## DIRECTION
Go through the listing below and list every line with "going".

┌──

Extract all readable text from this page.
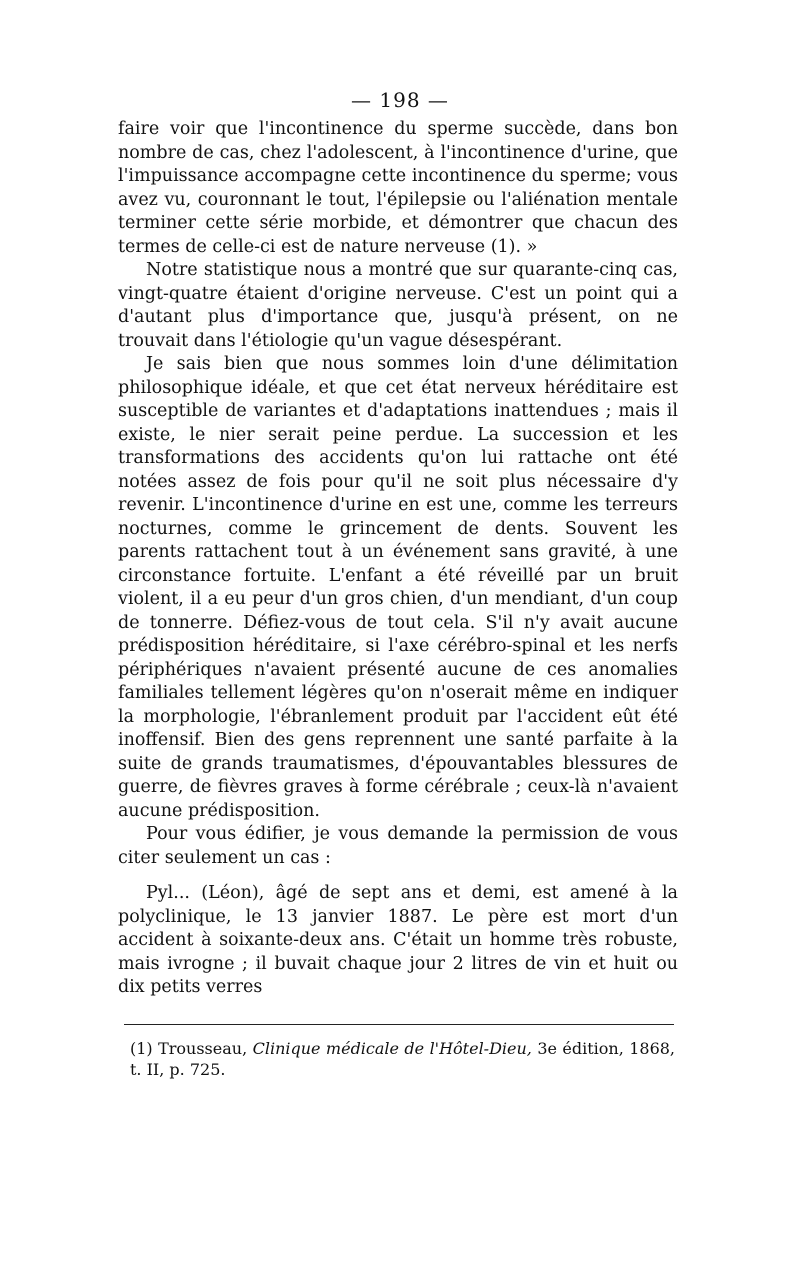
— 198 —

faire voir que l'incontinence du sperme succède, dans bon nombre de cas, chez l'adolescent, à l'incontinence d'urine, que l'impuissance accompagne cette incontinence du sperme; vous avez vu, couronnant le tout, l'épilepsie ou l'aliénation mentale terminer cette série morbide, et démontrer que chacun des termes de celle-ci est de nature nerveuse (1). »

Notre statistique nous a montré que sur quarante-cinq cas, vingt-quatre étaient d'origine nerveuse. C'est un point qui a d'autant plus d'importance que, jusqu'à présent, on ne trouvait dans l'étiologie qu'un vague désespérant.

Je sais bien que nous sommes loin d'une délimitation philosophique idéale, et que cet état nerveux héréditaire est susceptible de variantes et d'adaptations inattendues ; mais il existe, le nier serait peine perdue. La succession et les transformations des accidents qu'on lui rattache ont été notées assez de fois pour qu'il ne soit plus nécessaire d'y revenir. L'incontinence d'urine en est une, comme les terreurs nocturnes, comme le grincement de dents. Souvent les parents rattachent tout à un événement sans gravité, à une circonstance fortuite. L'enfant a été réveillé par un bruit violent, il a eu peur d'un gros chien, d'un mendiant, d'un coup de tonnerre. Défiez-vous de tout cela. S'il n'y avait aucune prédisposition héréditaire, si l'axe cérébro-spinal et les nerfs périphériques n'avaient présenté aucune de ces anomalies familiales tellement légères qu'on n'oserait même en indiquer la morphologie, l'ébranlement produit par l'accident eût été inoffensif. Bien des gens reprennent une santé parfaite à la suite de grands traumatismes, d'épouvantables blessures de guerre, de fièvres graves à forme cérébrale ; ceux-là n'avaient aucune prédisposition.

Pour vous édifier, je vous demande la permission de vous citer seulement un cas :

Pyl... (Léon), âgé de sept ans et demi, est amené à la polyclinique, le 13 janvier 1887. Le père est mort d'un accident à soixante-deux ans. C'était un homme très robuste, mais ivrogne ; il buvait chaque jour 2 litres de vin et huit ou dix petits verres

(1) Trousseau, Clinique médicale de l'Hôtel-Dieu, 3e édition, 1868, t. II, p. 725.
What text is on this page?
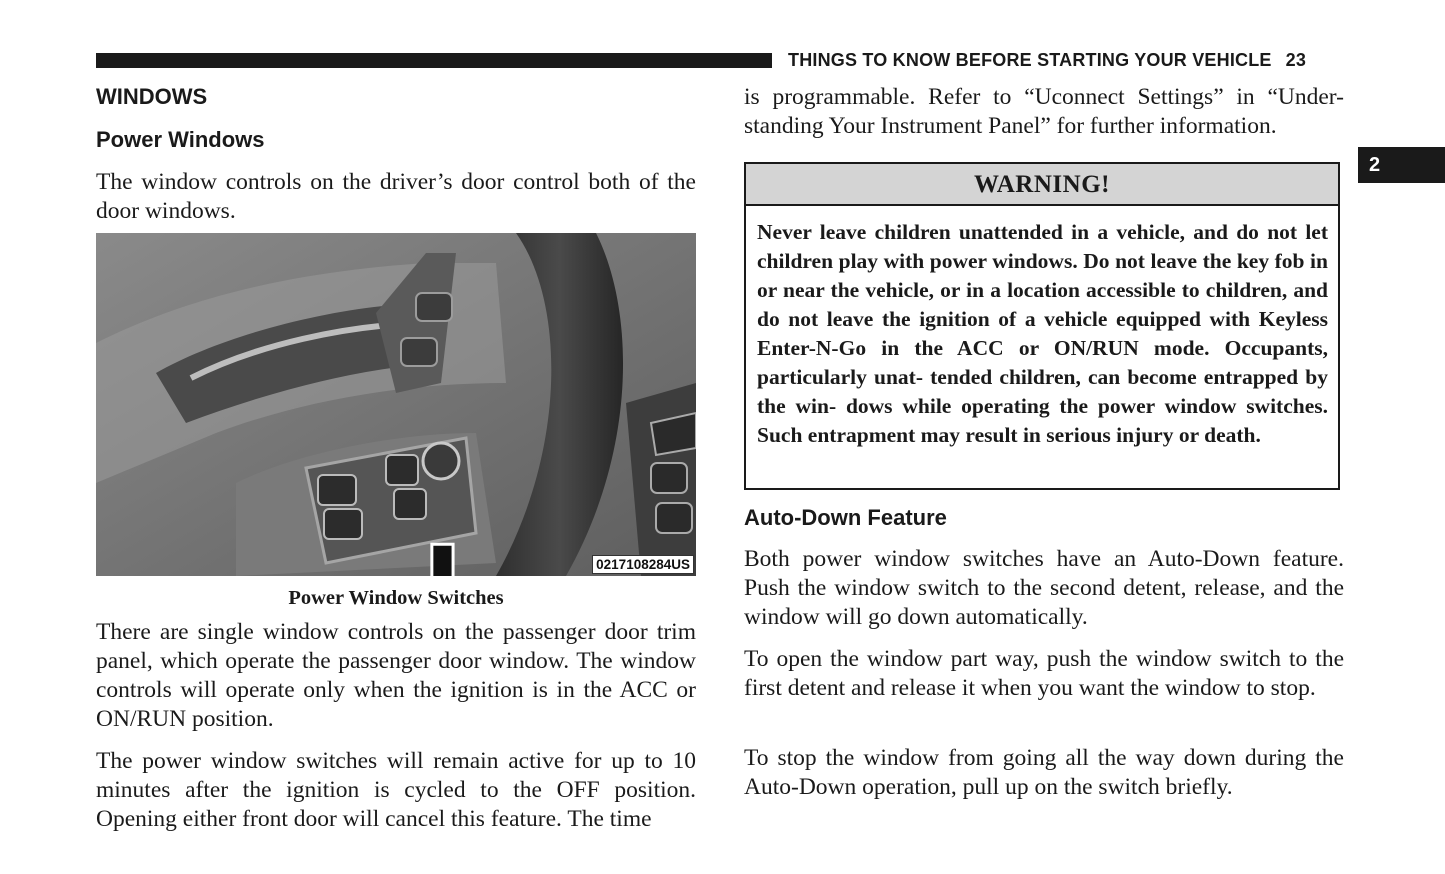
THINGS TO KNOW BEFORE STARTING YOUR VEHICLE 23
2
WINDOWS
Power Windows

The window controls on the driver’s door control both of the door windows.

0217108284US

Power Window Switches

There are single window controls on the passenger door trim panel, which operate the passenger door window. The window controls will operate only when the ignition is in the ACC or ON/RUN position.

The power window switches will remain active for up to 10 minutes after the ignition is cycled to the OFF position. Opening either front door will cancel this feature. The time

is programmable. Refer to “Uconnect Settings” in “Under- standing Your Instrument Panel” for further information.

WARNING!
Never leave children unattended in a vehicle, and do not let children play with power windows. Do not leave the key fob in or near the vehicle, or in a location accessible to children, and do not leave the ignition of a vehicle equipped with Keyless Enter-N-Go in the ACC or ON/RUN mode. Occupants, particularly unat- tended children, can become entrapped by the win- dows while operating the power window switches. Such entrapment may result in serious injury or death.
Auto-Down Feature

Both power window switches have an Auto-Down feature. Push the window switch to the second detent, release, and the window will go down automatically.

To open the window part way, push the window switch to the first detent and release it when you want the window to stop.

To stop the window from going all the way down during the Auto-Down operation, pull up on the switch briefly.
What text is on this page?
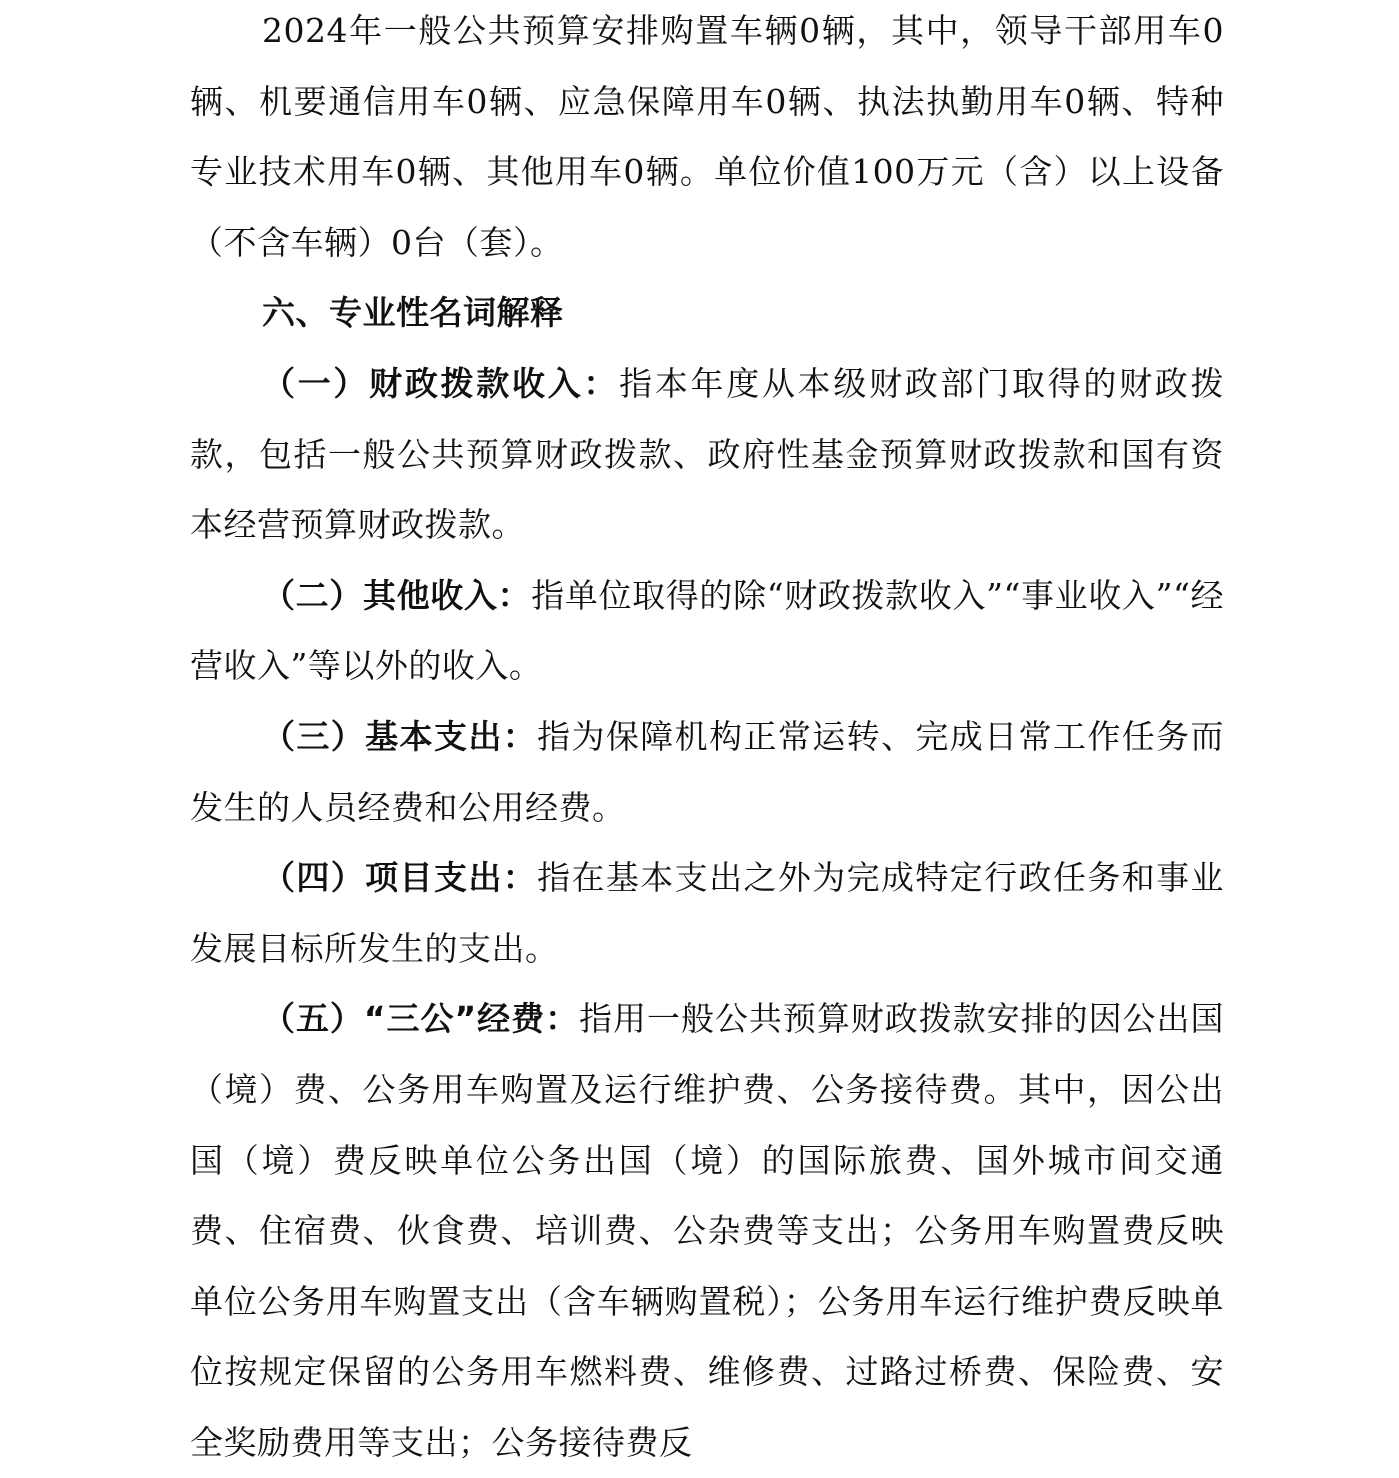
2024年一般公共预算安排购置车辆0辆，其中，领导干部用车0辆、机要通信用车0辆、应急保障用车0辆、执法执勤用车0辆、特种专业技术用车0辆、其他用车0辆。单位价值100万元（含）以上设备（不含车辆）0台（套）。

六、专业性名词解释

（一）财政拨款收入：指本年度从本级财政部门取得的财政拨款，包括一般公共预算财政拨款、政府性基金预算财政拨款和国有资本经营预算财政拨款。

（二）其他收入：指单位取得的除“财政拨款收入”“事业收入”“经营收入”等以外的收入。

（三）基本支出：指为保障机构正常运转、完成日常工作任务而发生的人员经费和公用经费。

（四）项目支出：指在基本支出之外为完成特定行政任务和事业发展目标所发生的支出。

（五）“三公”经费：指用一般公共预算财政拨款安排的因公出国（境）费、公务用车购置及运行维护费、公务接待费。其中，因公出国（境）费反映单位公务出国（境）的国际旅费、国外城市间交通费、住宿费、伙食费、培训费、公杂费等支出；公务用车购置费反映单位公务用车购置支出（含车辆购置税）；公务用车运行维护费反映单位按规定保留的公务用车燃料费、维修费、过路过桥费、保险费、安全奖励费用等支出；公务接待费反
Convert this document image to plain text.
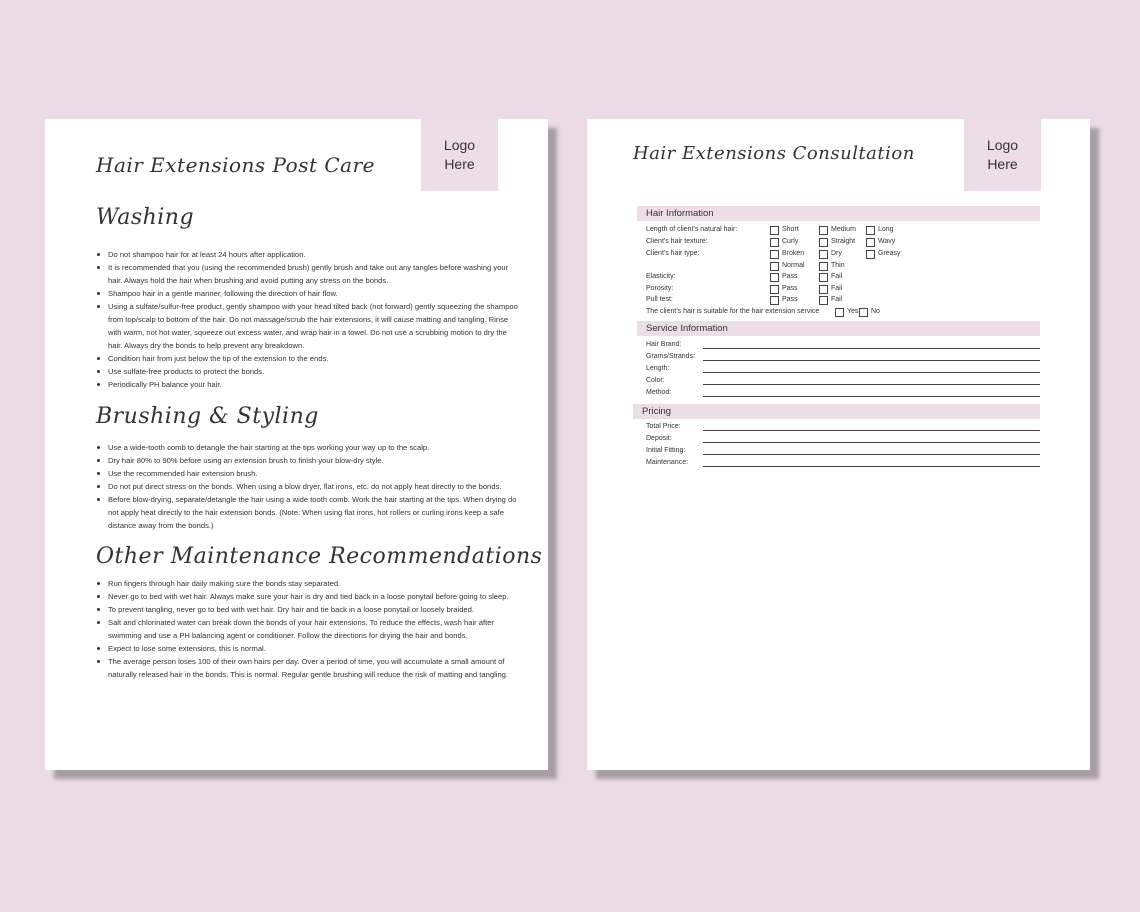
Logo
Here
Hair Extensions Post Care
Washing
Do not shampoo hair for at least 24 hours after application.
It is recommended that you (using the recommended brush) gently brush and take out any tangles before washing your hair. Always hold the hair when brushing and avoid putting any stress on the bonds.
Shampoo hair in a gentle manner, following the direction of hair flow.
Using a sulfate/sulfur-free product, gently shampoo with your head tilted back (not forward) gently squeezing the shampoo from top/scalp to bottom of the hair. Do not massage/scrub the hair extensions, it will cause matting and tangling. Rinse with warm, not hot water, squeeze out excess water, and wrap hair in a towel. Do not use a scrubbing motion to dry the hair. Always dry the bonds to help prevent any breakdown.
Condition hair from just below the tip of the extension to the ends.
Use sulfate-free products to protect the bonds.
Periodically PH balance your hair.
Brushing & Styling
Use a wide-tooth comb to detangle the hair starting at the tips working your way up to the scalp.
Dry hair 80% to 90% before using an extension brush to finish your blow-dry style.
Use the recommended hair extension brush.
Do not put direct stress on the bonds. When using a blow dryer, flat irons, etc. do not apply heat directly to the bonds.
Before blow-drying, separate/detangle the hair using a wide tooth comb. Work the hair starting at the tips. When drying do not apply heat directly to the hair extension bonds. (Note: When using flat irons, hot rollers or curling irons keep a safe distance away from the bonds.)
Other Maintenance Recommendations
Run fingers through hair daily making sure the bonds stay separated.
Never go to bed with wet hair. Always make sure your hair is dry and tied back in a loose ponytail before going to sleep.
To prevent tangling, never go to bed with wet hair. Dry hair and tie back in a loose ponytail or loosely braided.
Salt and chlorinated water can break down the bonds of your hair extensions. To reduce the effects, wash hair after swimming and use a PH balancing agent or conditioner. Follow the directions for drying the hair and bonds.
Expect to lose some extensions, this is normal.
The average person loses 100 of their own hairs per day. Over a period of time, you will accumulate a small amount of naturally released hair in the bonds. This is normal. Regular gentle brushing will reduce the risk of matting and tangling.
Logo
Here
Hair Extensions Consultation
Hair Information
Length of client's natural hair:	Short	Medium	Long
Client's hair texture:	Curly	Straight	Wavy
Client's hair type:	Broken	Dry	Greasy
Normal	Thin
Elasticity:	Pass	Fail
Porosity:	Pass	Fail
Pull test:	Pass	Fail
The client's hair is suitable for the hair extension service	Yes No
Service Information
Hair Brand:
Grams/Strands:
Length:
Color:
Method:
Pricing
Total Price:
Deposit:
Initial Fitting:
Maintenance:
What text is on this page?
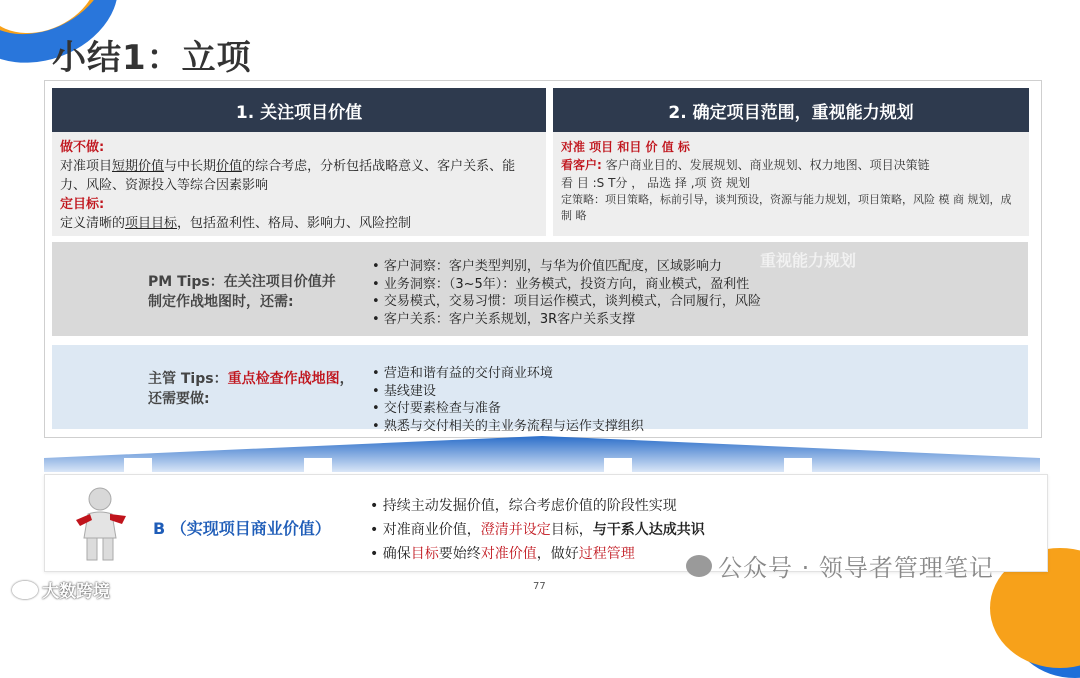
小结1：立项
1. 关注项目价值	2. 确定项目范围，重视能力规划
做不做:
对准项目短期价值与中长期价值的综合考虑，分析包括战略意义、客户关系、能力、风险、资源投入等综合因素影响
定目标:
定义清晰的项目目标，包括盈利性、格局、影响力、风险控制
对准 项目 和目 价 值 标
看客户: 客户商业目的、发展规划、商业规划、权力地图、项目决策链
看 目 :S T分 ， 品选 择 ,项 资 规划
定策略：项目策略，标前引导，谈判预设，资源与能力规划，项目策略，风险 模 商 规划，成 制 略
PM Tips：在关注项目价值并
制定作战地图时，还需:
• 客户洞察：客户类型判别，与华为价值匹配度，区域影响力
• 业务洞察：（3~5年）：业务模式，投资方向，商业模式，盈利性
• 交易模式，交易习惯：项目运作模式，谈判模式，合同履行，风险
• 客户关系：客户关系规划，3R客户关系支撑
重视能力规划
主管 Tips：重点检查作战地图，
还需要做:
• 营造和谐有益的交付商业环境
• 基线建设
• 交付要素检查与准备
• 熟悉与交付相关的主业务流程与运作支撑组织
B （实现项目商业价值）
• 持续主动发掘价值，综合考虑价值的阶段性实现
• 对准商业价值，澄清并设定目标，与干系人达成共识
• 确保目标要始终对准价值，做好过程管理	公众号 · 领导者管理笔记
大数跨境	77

└──

## SOLUTION BELOW
To stop the window from going all the way down during the Auto-Down operation, pull up on the switch briefly.
Never go to bed with wet hair. Always make sure your hair is dry and tied back in a loose ponytail before going to sleep.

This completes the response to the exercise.